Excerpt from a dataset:
— Begin —

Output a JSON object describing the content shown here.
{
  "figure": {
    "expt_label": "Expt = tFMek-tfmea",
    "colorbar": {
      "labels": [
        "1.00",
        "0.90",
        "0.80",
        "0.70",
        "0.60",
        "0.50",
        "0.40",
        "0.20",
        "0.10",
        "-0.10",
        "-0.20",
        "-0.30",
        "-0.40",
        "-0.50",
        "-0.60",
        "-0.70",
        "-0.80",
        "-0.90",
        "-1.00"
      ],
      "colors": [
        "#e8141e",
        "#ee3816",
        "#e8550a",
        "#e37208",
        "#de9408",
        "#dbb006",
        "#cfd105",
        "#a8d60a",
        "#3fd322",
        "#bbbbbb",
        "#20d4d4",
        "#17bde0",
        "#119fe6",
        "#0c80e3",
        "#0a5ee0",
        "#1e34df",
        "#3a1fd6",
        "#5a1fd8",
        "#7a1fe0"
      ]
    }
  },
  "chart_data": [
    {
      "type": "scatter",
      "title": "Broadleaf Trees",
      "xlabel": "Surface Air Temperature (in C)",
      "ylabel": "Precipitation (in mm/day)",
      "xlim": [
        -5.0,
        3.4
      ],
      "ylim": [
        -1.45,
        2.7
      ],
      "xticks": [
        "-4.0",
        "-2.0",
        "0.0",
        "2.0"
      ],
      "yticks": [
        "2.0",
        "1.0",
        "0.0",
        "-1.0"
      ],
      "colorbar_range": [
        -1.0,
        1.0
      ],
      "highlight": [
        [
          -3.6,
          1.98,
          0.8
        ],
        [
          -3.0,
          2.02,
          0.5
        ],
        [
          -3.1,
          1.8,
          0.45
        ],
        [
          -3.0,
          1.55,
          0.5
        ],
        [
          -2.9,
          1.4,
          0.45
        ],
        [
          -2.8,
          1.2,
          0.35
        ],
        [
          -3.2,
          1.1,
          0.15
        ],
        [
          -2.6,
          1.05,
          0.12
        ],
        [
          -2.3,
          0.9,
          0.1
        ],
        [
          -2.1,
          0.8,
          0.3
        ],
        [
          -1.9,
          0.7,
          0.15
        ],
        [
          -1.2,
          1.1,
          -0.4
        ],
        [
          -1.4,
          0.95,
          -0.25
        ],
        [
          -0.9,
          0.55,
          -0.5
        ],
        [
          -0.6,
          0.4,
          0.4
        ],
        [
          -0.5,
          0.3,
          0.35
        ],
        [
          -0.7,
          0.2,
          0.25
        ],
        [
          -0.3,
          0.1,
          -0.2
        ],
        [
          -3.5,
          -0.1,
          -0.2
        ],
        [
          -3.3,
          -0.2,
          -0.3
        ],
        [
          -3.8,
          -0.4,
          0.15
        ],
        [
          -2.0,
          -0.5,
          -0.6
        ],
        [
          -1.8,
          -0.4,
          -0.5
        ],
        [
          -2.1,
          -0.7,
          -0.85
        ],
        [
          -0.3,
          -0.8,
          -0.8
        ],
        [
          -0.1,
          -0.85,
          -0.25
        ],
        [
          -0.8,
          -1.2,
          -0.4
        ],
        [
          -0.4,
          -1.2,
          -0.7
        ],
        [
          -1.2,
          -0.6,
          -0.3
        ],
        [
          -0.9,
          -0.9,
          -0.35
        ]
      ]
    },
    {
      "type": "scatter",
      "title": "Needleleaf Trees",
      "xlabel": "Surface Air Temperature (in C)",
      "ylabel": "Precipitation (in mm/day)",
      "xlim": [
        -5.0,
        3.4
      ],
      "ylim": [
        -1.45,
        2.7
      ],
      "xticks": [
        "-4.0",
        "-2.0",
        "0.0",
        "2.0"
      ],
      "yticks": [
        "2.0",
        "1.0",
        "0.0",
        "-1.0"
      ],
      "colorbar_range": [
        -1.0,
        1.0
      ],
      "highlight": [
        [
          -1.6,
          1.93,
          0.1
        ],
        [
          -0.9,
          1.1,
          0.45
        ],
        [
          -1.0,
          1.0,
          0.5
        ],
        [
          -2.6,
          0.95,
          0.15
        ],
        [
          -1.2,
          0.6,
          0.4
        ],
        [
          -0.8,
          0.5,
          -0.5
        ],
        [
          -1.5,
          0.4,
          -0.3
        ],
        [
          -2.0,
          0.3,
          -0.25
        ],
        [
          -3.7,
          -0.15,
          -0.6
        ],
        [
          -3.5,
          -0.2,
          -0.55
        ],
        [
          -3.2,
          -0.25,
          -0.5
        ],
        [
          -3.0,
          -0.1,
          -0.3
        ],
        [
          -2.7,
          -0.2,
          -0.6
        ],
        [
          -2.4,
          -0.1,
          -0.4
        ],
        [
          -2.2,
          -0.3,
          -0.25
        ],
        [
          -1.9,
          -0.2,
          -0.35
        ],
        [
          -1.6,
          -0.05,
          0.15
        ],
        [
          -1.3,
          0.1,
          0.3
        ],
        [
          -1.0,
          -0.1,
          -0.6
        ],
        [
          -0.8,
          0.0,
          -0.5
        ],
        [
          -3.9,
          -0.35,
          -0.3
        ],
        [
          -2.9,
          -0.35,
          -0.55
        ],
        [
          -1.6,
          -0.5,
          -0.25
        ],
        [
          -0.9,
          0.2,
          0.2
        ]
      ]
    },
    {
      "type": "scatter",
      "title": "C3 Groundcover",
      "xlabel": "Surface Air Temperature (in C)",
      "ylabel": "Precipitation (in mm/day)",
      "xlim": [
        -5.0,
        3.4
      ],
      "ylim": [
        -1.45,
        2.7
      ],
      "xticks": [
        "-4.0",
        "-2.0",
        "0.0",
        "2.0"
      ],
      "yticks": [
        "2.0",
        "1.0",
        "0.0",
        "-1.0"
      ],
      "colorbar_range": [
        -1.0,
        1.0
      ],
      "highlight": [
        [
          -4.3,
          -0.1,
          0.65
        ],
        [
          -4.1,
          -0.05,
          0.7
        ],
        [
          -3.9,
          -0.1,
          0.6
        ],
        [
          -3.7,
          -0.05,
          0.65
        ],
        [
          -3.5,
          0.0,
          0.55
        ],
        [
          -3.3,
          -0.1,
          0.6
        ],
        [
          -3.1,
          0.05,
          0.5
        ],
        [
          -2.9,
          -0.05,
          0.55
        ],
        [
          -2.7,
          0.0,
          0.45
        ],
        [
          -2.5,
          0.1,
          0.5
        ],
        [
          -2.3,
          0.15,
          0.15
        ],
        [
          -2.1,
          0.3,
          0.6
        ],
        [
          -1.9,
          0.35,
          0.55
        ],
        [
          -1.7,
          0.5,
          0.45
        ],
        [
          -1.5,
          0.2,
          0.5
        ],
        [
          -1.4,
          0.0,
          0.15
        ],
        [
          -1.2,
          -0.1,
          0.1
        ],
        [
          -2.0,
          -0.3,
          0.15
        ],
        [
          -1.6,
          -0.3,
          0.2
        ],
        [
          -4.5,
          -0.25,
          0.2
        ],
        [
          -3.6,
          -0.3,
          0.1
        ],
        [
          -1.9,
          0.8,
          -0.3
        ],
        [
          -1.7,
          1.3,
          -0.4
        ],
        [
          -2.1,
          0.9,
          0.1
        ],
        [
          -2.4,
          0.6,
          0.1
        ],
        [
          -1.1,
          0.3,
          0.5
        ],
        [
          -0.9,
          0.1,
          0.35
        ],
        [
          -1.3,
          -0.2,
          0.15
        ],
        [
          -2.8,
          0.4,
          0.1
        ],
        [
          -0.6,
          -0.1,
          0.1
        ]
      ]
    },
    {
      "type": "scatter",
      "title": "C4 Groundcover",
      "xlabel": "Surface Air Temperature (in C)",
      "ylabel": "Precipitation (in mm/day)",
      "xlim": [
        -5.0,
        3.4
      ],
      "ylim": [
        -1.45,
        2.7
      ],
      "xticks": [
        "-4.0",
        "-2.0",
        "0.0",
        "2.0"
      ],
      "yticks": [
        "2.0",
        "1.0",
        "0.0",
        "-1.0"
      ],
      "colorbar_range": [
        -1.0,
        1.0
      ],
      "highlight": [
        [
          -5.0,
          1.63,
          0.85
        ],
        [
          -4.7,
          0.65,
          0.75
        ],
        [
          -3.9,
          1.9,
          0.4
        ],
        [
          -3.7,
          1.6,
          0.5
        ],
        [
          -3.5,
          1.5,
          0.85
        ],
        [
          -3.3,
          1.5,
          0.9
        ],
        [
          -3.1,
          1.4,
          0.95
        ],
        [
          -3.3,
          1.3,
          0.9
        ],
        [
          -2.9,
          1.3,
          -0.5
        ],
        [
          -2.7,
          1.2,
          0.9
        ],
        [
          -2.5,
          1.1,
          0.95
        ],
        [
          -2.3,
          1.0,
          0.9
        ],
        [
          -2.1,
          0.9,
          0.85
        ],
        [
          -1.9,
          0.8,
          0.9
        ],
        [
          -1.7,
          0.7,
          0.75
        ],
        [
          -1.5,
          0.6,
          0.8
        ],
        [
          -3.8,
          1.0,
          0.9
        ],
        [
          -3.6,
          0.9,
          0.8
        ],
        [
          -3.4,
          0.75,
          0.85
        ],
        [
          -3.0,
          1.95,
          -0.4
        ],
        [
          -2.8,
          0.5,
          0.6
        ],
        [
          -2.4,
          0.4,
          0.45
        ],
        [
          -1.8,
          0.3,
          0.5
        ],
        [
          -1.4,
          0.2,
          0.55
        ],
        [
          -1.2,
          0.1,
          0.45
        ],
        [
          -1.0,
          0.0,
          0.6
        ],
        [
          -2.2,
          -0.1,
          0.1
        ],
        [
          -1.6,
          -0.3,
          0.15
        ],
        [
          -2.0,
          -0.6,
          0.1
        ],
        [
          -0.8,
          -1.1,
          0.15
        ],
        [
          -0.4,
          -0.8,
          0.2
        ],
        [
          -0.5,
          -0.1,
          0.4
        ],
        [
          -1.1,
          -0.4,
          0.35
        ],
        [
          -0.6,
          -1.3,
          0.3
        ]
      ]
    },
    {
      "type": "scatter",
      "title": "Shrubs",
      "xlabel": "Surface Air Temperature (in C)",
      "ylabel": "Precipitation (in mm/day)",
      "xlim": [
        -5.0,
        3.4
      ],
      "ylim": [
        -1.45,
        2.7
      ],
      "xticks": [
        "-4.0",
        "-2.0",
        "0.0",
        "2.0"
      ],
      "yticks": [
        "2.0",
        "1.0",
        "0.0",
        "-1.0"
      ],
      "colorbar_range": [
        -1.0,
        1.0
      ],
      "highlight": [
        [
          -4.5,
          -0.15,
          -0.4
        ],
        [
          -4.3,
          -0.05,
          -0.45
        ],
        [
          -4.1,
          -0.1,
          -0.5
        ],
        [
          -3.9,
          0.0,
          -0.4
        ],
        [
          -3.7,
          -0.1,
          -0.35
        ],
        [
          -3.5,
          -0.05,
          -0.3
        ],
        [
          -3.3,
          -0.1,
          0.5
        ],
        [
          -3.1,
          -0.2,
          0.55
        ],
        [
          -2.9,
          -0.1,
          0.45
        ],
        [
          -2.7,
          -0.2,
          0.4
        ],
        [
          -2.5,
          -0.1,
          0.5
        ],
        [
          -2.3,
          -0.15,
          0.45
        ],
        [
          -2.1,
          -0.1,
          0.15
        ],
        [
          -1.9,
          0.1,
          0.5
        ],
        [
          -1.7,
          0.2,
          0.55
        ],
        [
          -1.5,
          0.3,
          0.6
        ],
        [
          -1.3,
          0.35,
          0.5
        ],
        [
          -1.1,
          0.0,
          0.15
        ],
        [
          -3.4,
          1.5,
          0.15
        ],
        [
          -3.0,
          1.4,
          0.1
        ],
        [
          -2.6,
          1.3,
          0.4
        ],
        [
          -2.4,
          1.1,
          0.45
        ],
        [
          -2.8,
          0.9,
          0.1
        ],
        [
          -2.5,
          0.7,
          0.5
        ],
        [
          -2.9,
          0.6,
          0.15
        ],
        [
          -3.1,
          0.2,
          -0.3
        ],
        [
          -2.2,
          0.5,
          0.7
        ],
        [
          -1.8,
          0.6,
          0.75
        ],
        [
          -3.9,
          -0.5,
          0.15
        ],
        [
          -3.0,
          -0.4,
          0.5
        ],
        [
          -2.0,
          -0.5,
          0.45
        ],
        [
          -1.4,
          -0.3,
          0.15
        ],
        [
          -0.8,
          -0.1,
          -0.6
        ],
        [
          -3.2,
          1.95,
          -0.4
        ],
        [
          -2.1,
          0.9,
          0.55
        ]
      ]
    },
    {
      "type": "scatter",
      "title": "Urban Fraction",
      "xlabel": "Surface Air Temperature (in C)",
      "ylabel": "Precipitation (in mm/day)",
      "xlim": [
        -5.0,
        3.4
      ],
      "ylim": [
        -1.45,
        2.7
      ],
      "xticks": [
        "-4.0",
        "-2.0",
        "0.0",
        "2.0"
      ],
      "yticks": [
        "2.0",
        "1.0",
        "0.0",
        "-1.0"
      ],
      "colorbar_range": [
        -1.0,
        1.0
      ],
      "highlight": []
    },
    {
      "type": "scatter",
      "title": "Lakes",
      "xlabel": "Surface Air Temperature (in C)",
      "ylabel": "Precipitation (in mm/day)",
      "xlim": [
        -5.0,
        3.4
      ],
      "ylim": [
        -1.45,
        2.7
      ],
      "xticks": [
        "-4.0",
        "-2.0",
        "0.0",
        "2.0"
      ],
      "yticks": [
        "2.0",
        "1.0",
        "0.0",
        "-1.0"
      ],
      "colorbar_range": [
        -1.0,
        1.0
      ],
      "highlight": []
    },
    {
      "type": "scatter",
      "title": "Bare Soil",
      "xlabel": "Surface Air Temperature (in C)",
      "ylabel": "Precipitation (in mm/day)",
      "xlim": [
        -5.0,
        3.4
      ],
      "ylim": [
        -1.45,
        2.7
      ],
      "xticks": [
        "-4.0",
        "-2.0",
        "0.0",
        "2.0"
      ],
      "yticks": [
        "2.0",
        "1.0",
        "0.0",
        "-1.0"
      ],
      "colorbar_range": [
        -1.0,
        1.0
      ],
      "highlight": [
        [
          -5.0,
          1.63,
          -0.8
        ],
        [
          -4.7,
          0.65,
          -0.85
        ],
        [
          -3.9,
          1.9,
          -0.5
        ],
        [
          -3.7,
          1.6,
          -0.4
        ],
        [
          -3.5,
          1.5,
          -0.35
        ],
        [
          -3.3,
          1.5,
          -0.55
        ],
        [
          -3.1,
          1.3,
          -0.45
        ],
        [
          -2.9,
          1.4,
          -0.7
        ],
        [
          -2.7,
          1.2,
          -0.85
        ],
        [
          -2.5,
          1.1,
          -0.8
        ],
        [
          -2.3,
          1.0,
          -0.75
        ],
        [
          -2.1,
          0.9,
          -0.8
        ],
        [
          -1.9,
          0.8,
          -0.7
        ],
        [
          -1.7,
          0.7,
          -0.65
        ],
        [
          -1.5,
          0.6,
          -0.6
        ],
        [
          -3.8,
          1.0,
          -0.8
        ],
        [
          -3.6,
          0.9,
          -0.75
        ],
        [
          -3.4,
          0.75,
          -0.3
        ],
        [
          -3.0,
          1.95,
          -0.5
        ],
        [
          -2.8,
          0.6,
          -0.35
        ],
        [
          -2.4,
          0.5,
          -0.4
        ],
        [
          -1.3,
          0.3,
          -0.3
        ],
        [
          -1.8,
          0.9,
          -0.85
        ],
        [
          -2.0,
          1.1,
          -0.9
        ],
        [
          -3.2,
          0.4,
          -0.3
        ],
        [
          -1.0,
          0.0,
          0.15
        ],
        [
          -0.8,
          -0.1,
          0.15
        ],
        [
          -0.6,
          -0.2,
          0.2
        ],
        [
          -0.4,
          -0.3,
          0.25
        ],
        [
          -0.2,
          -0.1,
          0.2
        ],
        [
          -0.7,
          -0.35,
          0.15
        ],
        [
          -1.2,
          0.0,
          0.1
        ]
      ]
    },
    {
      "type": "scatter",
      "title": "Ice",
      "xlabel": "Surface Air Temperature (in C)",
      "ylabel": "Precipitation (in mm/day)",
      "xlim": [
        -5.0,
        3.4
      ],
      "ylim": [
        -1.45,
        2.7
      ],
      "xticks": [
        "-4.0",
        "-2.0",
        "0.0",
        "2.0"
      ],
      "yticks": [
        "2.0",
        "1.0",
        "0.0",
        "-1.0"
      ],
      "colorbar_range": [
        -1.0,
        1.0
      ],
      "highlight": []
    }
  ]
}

— End —

Given task: Pull out every line of the records above that contains the word "Trees".

Final result:
      "title": "Broadleaf Trees",
      "title": "Needleleaf Trees",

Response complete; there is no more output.